▸ Task brief
Below are some records; repeat them all exactly, minus the pictures.

▸ Records to use

>>>>

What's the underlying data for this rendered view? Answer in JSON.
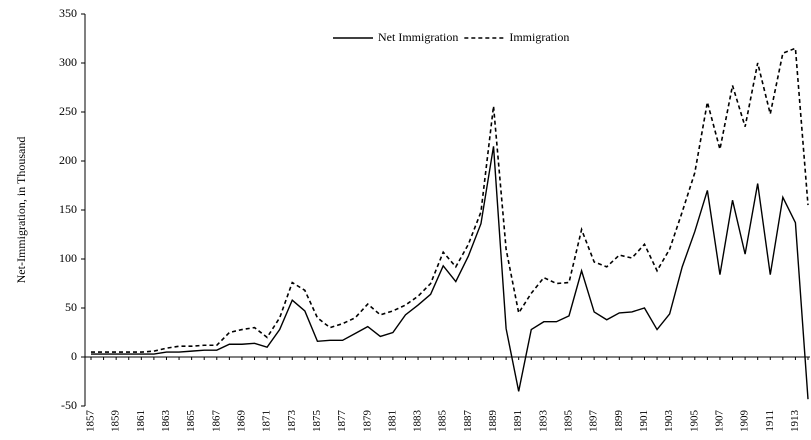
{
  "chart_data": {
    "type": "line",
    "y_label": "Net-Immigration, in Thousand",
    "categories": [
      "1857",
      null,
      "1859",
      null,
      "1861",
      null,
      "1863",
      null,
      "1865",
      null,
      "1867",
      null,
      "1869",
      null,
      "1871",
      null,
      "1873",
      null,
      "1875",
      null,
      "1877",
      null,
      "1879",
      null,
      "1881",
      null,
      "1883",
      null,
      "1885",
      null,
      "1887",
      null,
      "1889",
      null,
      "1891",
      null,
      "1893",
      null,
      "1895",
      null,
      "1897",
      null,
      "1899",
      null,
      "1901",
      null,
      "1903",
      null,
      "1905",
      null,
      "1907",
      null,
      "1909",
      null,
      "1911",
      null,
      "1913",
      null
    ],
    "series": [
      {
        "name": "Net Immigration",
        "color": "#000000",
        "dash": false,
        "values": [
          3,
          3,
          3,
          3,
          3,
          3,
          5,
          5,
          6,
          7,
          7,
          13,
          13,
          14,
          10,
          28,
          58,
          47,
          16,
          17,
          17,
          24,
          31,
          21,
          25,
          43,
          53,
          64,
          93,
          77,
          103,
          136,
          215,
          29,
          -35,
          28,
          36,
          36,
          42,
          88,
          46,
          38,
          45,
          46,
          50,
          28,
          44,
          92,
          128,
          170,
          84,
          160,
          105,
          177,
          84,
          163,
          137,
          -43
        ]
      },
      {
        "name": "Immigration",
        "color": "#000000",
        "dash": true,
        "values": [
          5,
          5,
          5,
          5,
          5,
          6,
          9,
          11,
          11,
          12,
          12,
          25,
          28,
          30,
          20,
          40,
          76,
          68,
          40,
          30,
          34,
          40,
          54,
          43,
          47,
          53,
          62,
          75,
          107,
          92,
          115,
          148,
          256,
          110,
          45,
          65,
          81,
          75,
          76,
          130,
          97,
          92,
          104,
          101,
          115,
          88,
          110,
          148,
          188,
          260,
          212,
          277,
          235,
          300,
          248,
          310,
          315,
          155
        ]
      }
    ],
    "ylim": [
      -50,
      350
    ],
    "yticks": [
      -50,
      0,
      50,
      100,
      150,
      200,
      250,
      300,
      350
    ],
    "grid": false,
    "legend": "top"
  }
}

<<<<

▸ Exercise result
What's the underlying data for this rendered view? Answer in JSON.
{
  "chart_data": {
    "type": "line",
    "y_label": "Net-Immigration, in Thousand",
    "categories": [
      "1857",
      null,
      "1859",
      null,
      "1861",
      null,
      "1863",
      null,
      "1865",
      null,
      "1867",
      null,
      "1869",
      null,
      "1871",
      null,
      "1873",
      null,
      "1875",
      null,
      "1877",
      null,
      "1879",
      null,
      "1881",
      null,
      "1883",
      null,
      "1885",
      null,
      "1887",
      null,
      "1889",
      null,
      "1891",
      null,
      "1893",
      null,
      "1895",
      null,
      "1897",
      null,
      "1899",
      null,
      "1901",
      null,
      "1903",
      null,
      "1905",
      null,
      "1907",
      null,
      "1909",
      null,
      "1911",
      null,
      "1913",
      null
    ],
    "series": [
      {
        "name": "Net Immigration",
        "color": "#000000",
        "dash": false,
        "values": [
          3,
          3,
          3,
          3,
          3,
          3,
          5,
          5,
          6,
          7,
          7,
          13,
          13,
          14,
          10,
          28,
          58,
          47,
          16,
          17,
          17,
          24,
          31,
          21,
          25,
          43,
          53,
          64,
          93,
          77,
          103,
          136,
          215,
          29,
          -35,
          28,
          36,
          36,
          42,
          88,
          46,
          38,
          45,
          46,
          50,
          28,
          44,
          92,
          128,
          170,
          84,
          160,
          105,
          177,
          84,
          163,
          137,
          -43
        ]
      },
      {
        "name": "Immigration",
        "color": "#000000",
        "dash": true,
        "values": [
          5,
          5,
          5,
          5,
          5,
          6,
          9,
          11,
          11,
          12,
          12,
          25,
          28,
          30,
          20,
          40,
          76,
          68,
          40,
          30,
          34,
          40,
          54,
          43,
          47,
          53,
          62,
          75,
          107,
          92,
          115,
          148,
          256,
          110,
          45,
          65,
          81,
          75,
          76,
          130,
          97,
          92,
          104,
          101,
          115,
          88,
          110,
          148,
          188,
          260,
          212,
          277,
          235,
          300,
          248,
          310,
          315,
          155
        ]
      }
    ],
    "ylim": [
      -50,
      350
    ],
    "yticks": [
      -50,
      0,
      50,
      100,
      150,
      200,
      250,
      300,
      350
    ],
    "grid": false,
    "legend": "top"
  }
}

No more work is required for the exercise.